Check every line of the entries below for the word "down", and copy the ones that have it.

━━━ DATA RECORDS

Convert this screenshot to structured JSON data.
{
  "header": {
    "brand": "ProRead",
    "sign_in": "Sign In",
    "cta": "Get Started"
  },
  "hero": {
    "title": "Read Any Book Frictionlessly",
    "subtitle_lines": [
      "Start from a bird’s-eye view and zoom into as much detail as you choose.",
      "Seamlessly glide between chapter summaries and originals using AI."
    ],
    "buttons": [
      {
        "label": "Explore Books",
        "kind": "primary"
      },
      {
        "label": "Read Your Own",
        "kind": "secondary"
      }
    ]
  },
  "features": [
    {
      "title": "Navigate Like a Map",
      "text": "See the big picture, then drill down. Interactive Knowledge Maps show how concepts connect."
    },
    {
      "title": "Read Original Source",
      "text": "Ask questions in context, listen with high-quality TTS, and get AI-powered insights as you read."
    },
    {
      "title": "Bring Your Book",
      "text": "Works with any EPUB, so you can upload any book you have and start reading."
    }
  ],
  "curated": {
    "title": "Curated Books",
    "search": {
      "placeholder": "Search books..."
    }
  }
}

━━━━━━
━━━ DATA RECORDS

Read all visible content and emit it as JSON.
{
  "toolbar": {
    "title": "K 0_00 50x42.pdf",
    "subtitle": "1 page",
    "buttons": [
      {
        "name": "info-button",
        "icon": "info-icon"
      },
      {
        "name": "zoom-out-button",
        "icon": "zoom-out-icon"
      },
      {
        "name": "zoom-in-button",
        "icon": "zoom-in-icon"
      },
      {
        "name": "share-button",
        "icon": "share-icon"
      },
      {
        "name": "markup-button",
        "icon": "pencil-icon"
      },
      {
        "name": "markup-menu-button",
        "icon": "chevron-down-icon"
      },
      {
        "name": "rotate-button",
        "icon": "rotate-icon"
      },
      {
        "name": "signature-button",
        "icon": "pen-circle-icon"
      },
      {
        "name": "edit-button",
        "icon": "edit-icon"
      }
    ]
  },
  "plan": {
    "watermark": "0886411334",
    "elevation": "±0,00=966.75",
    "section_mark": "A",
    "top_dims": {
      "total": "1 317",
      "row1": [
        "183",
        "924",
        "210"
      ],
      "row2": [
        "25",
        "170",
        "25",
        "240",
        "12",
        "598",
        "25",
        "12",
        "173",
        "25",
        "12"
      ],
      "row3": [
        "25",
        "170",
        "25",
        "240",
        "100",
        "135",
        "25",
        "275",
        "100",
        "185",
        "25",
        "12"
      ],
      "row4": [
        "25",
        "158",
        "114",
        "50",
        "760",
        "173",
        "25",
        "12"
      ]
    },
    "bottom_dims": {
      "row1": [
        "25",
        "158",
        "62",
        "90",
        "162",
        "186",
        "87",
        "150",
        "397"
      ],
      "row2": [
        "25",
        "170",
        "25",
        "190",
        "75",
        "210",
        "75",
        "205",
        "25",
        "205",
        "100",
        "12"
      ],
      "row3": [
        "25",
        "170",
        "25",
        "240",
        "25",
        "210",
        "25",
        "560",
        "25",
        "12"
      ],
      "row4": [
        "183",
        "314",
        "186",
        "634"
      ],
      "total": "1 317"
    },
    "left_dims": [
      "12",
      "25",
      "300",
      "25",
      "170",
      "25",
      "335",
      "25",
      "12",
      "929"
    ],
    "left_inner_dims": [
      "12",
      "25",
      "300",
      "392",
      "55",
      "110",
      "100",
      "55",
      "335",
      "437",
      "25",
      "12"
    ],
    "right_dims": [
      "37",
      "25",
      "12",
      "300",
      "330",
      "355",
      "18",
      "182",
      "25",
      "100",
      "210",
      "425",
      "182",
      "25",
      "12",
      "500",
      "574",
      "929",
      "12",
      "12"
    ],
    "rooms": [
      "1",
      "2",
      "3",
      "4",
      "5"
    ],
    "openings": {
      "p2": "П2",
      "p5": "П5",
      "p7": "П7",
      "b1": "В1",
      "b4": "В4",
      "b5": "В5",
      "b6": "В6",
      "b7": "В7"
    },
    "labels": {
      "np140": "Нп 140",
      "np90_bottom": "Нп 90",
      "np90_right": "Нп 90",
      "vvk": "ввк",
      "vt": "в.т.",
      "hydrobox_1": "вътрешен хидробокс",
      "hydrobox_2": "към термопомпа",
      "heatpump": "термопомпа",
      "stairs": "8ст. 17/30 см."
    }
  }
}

━━━━━━

▸ WRITTEN ANSWER
      "text": "See the big picture, then drill down. Interactive Knowledge Maps show how concepts connect."
        "icon": "chevron-down-icon"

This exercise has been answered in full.